WORK TO BE COMPLETED: Copy all lines below containing "JSON".

[Begin INPUT DATA]

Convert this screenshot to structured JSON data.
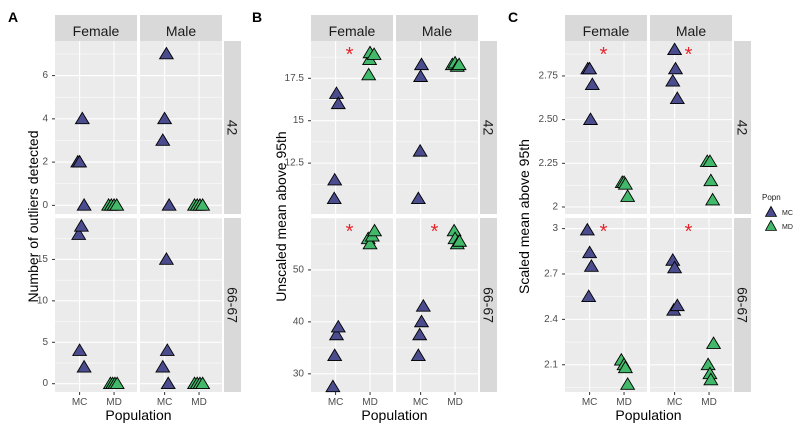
{
  "chart_data": [
    {
      "panel_label": "A",
      "type": "scatter",
      "ylabel": "Number of outliers detected",
      "xlabel": "Population",
      "categories": [
        "MC",
        "MD"
      ],
      "col_facets": [
        "Female",
        "Male"
      ],
      "row_facets": [
        "42",
        "66-67"
      ],
      "row_ylim": [
        [
          -0.4,
          7.6
        ],
        [
          -1,
          20
        ]
      ],
      "row_yticks": [
        [
          0,
          2,
          4,
          6
        ],
        [
          0,
          5,
          10,
          15
        ]
      ],
      "points": [
        {
          "row": 0,
          "col": 0,
          "pop": "MC",
          "x": -0.04,
          "y": 2
        },
        {
          "row": 0,
          "col": 0,
          "pop": "MC",
          "x": 0.0,
          "y": 2
        },
        {
          "row": 0,
          "col": 0,
          "pop": "MC",
          "x": 0.06,
          "y": 4
        },
        {
          "row": 0,
          "col": 0,
          "pop": "MC",
          "x": 0.1,
          "y": 0
        },
        {
          "row": 0,
          "col": 0,
          "pop": "MD",
          "x": -0.12,
          "y": 0
        },
        {
          "row": 0,
          "col": 0,
          "pop": "MD",
          "x": -0.06,
          "y": 0
        },
        {
          "row": 0,
          "col": 0,
          "pop": "MD",
          "x": 0.0,
          "y": 0
        },
        {
          "row": 0,
          "col": 0,
          "pop": "MD",
          "x": 0.06,
          "y": 0
        },
        {
          "row": 0,
          "col": 1,
          "pop": "MC",
          "x": -0.04,
          "y": 3
        },
        {
          "row": 0,
          "col": 1,
          "pop": "MC",
          "x": 0.0,
          "y": 4
        },
        {
          "row": 0,
          "col": 1,
          "pop": "MC",
          "x": 0.04,
          "y": 7
        },
        {
          "row": 0,
          "col": 1,
          "pop": "MC",
          "x": 0.1,
          "y": 0
        },
        {
          "row": 0,
          "col": 1,
          "pop": "MD",
          "x": -0.1,
          "y": 0
        },
        {
          "row": 0,
          "col": 1,
          "pop": "MD",
          "x": -0.04,
          "y": 0
        },
        {
          "row": 0,
          "col": 1,
          "pop": "MD",
          "x": 0.02,
          "y": 0
        },
        {
          "row": 0,
          "col": 1,
          "pop": "MD",
          "x": 0.08,
          "y": 0
        },
        {
          "row": 1,
          "col": 0,
          "pop": "MC",
          "x": -0.02,
          "y": 18
        },
        {
          "row": 1,
          "col": 0,
          "pop": "MC",
          "x": 0.04,
          "y": 19
        },
        {
          "row": 1,
          "col": 0,
          "pop": "MC",
          "x": 0.0,
          "y": 4
        },
        {
          "row": 1,
          "col": 0,
          "pop": "MC",
          "x": 0.1,
          "y": 2
        },
        {
          "row": 1,
          "col": 0,
          "pop": "MD",
          "x": -0.08,
          "y": 0
        },
        {
          "row": 1,
          "col": 0,
          "pop": "MD",
          "x": -0.03,
          "y": 0
        },
        {
          "row": 1,
          "col": 0,
          "pop": "MD",
          "x": 0.02,
          "y": 0
        },
        {
          "row": 1,
          "col": 0,
          "pop": "MD",
          "x": 0.07,
          "y": 0
        },
        {
          "row": 1,
          "col": 1,
          "pop": "MC",
          "x": 0.04,
          "y": 15
        },
        {
          "row": 1,
          "col": 1,
          "pop": "MC",
          "x": 0.06,
          "y": 4
        },
        {
          "row": 1,
          "col": 1,
          "pop": "MC",
          "x": -0.04,
          "y": 2
        },
        {
          "row": 1,
          "col": 1,
          "pop": "MC",
          "x": 0.08,
          "y": 0
        },
        {
          "row": 1,
          "col": 1,
          "pop": "MD",
          "x": -0.1,
          "y": 0
        },
        {
          "row": 1,
          "col": 1,
          "pop": "MD",
          "x": -0.04,
          "y": 0
        },
        {
          "row": 1,
          "col": 1,
          "pop": "MD",
          "x": 0.02,
          "y": 0
        },
        {
          "row": 1,
          "col": 1,
          "pop": "MD",
          "x": 0.08,
          "y": 0
        }
      ],
      "significance_stars": []
    },
    {
      "panel_label": "B",
      "type": "scatter",
      "ylabel": "Unscaled mean above 95th",
      "xlabel": "Population",
      "categories": [
        "MC",
        "MD"
      ],
      "col_facets": [
        "Female",
        "Male"
      ],
      "row_facets": [
        "42",
        "66-67"
      ],
      "row_ylim": [
        [
          9.5,
          19.7
        ],
        [
          26.5,
          60
        ]
      ],
      "row_yticks": [
        [
          12.5,
          15.0,
          17.5
        ],
        [
          30,
          40,
          50
        ]
      ],
      "points": [
        {
          "row": 0,
          "col": 0,
          "pop": "MC",
          "x": -0.03,
          "y": 10.4
        },
        {
          "row": 0,
          "col": 0,
          "pop": "MC",
          "x": -0.02,
          "y": 11.5
        },
        {
          "row": 0,
          "col": 0,
          "pop": "MC",
          "x": 0.02,
          "y": 16.6
        },
        {
          "row": 0,
          "col": 0,
          "pop": "MC",
          "x": 0.06,
          "y": 16.0
        },
        {
          "row": 0,
          "col": 0,
          "pop": "MD",
          "x": -0.03,
          "y": 17.7
        },
        {
          "row": 0,
          "col": 0,
          "pop": "MD",
          "x": -0.01,
          "y": 18.6
        },
        {
          "row": 0,
          "col": 0,
          "pop": "MD",
          "x": 0.0,
          "y": 19.0
        },
        {
          "row": 0,
          "col": 0,
          "pop": "MD",
          "x": 0.09,
          "y": 18.9
        },
        {
          "row": 0,
          "col": 1,
          "pop": "MC",
          "x": -0.05,
          "y": 10.4
        },
        {
          "row": 0,
          "col": 1,
          "pop": "MC",
          "x": -0.01,
          "y": 13.2
        },
        {
          "row": 0,
          "col": 1,
          "pop": "MC",
          "x": 0.0,
          "y": 17.6
        },
        {
          "row": 0,
          "col": 1,
          "pop": "MC",
          "x": 0.02,
          "y": 18.3
        },
        {
          "row": 0,
          "col": 1,
          "pop": "MD",
          "x": -0.06,
          "y": 18.3
        },
        {
          "row": 0,
          "col": 1,
          "pop": "MD",
          "x": 0.0,
          "y": 18.4
        },
        {
          "row": 0,
          "col": 1,
          "pop": "MD",
          "x": 0.05,
          "y": 18.2
        },
        {
          "row": 0,
          "col": 1,
          "pop": "MD",
          "x": 0.09,
          "y": 18.3
        },
        {
          "row": 1,
          "col": 0,
          "pop": "MC",
          "x": -0.06,
          "y": 27.5
        },
        {
          "row": 1,
          "col": 0,
          "pop": "MC",
          "x": -0.02,
          "y": 33.5
        },
        {
          "row": 1,
          "col": 0,
          "pop": "MC",
          "x": 0.02,
          "y": 37.5
        },
        {
          "row": 1,
          "col": 0,
          "pop": "MC",
          "x": 0.06,
          "y": 39.0
        },
        {
          "row": 1,
          "col": 0,
          "pop": "MD",
          "x": -0.04,
          "y": 56.0
        },
        {
          "row": 1,
          "col": 0,
          "pop": "MD",
          "x": 0.0,
          "y": 55.0
        },
        {
          "row": 1,
          "col": 0,
          "pop": "MD",
          "x": 0.05,
          "y": 56.5
        },
        {
          "row": 1,
          "col": 0,
          "pop": "MD",
          "x": 0.1,
          "y": 57.5
        },
        {
          "row": 1,
          "col": 1,
          "pop": "MC",
          "x": -0.05,
          "y": 33.5
        },
        {
          "row": 1,
          "col": 1,
          "pop": "MC",
          "x": -0.02,
          "y": 37.5
        },
        {
          "row": 1,
          "col": 1,
          "pop": "MC",
          "x": 0.02,
          "y": 40.0
        },
        {
          "row": 1,
          "col": 1,
          "pop": "MC",
          "x": 0.06,
          "y": 43.0
        },
        {
          "row": 1,
          "col": 1,
          "pop": "MD",
          "x": -0.02,
          "y": 57.5
        },
        {
          "row": 1,
          "col": 1,
          "pop": "MD",
          "x": 0.0,
          "y": 56.0
        },
        {
          "row": 1,
          "col": 1,
          "pop": "MD",
          "x": 0.05,
          "y": 55.0
        },
        {
          "row": 1,
          "col": 1,
          "pop": "MD",
          "x": 0.1,
          "y": 55.5
        }
      ],
      "significance_stars": [
        {
          "row": 0,
          "col": 0,
          "text": "*"
        },
        {
          "row": 1,
          "col": 0,
          "text": "*"
        },
        {
          "row": 1,
          "col": 1,
          "text": "*"
        }
      ]
    },
    {
      "panel_label": "C",
      "type": "scatter",
      "ylabel": "Scaled mean above 95th",
      "xlabel": "Population",
      "categories": [
        "MC",
        "MD"
      ],
      "col_facets": [
        "Female",
        "Male"
      ],
      "row_facets": [
        "42",
        "66-67"
      ],
      "row_ylim": [
        [
          1.96,
          2.95
        ],
        [
          1.92,
          3.07
        ]
      ],
      "row_yticks": [
        [
          2.0,
          2.25,
          2.5,
          2.75
        ],
        [
          2.1,
          2.4,
          2.7,
          3.0
        ]
      ],
      "points": [
        {
          "row": 0,
          "col": 0,
          "pop": "MC",
          "x": -0.04,
          "y": 2.79
        },
        {
          "row": 0,
          "col": 0,
          "pop": "MC",
          "x": 0.0,
          "y": 2.79
        },
        {
          "row": 0,
          "col": 0,
          "pop": "MC",
          "x": 0.06,
          "y": 2.7
        },
        {
          "row": 0,
          "col": 0,
          "pop": "MC",
          "x": 0.02,
          "y": 2.5
        },
        {
          "row": 0,
          "col": 0,
          "pop": "MD",
          "x": -0.04,
          "y": 2.14
        },
        {
          "row": 0,
          "col": 0,
          "pop": "MD",
          "x": 0.0,
          "y": 2.14
        },
        {
          "row": 0,
          "col": 0,
          "pop": "MD",
          "x": 0.03,
          "y": 2.13
        },
        {
          "row": 0,
          "col": 0,
          "pop": "MD",
          "x": 0.08,
          "y": 2.06
        },
        {
          "row": 0,
          "col": 1,
          "pop": "MC",
          "x": -0.04,
          "y": 2.72
        },
        {
          "row": 0,
          "col": 1,
          "pop": "MC",
          "x": 0.0,
          "y": 2.9
        },
        {
          "row": 0,
          "col": 1,
          "pop": "MC",
          "x": 0.02,
          "y": 2.79
        },
        {
          "row": 0,
          "col": 1,
          "pop": "MC",
          "x": 0.06,
          "y": 2.62
        },
        {
          "row": 0,
          "col": 1,
          "pop": "MD",
          "x": -0.04,
          "y": 2.26
        },
        {
          "row": 0,
          "col": 1,
          "pop": "MD",
          "x": 0.02,
          "y": 2.26
        },
        {
          "row": 0,
          "col": 1,
          "pop": "MD",
          "x": 0.04,
          "y": 2.15
        },
        {
          "row": 0,
          "col": 1,
          "pop": "MD",
          "x": 0.08,
          "y": 2.04
        },
        {
          "row": 1,
          "col": 0,
          "pop": "MC",
          "x": -0.05,
          "y": 2.99
        },
        {
          "row": 1,
          "col": 0,
          "pop": "MC",
          "x": 0.0,
          "y": 2.84
        },
        {
          "row": 1,
          "col": 0,
          "pop": "MC",
          "x": 0.04,
          "y": 2.75
        },
        {
          "row": 1,
          "col": 0,
          "pop": "MC",
          "x": -0.02,
          "y": 2.55
        },
        {
          "row": 1,
          "col": 0,
          "pop": "MD",
          "x": -0.06,
          "y": 2.13
        },
        {
          "row": 1,
          "col": 0,
          "pop": "MD",
          "x": 0.0,
          "y": 2.1
        },
        {
          "row": 1,
          "col": 0,
          "pop": "MD",
          "x": 0.03,
          "y": 2.08
        },
        {
          "row": 1,
          "col": 0,
          "pop": "MD",
          "x": 0.08,
          "y": 1.97
        },
        {
          "row": 1,
          "col": 1,
          "pop": "MC",
          "x": -0.04,
          "y": 2.79
        },
        {
          "row": 1,
          "col": 1,
          "pop": "MC",
          "x": 0.0,
          "y": 2.74
        },
        {
          "row": 1,
          "col": 1,
          "pop": "MC",
          "x": -0.02,
          "y": 2.46
        },
        {
          "row": 1,
          "col": 1,
          "pop": "MC",
          "x": 0.06,
          "y": 2.49
        },
        {
          "row": 1,
          "col": 1,
          "pop": "MD",
          "x": -0.02,
          "y": 2.1
        },
        {
          "row": 1,
          "col": 1,
          "pop": "MD",
          "x": 0.02,
          "y": 2.04
        },
        {
          "row": 1,
          "col": 1,
          "pop": "MD",
          "x": 0.04,
          "y": 2.0
        },
        {
          "row": 1,
          "col": 1,
          "pop": "MD",
          "x": 0.1,
          "y": 2.24
        }
      ],
      "significance_stars": [
        {
          "row": 0,
          "col": 0,
          "text": "*"
        },
        {
          "row": 0,
          "col": 1,
          "text": "*"
        },
        {
          "row": 1,
          "col": 0,
          "text": "*"
        },
        {
          "row": 1,
          "col": 1,
          "text": "*"
        }
      ]
    }
  ],
  "legend": {
    "title": "Popn",
    "entries": [
      {
        "label": "MC",
        "color": "#4b4c8e"
      },
      {
        "label": "MD",
        "color": "#42b86a"
      }
    ]
  },
  "colors": {
    "MC": "#4b4c8e",
    "MD": "#42b86a",
    "star": "#e8242b",
    "panel_bg": "#ebebeb",
    "strip_bg": "#d9d9d9",
    "grid": "#ffffff"
  }
}
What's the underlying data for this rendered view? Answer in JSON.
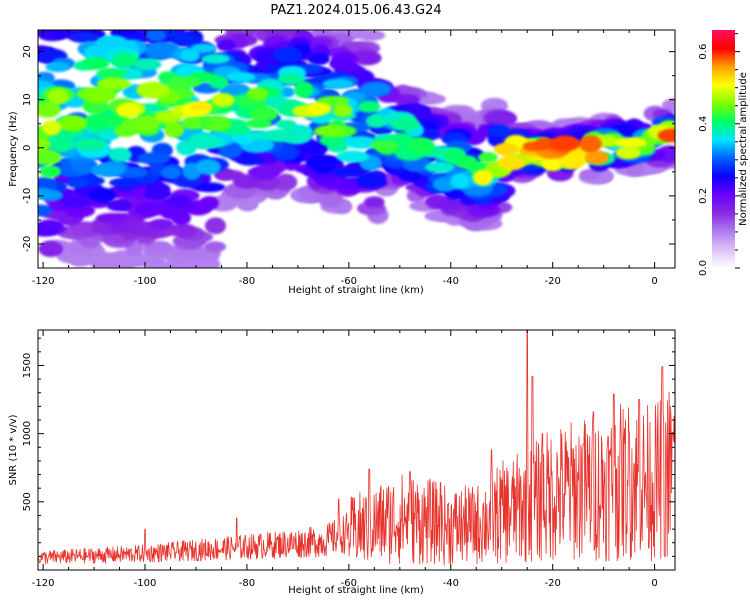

[End INPUT DATA]

EXERCISE SOLUTION:
Convert this screenshot to structured JSON data.
What's the underlying data for this rendered view? Answer in JSON.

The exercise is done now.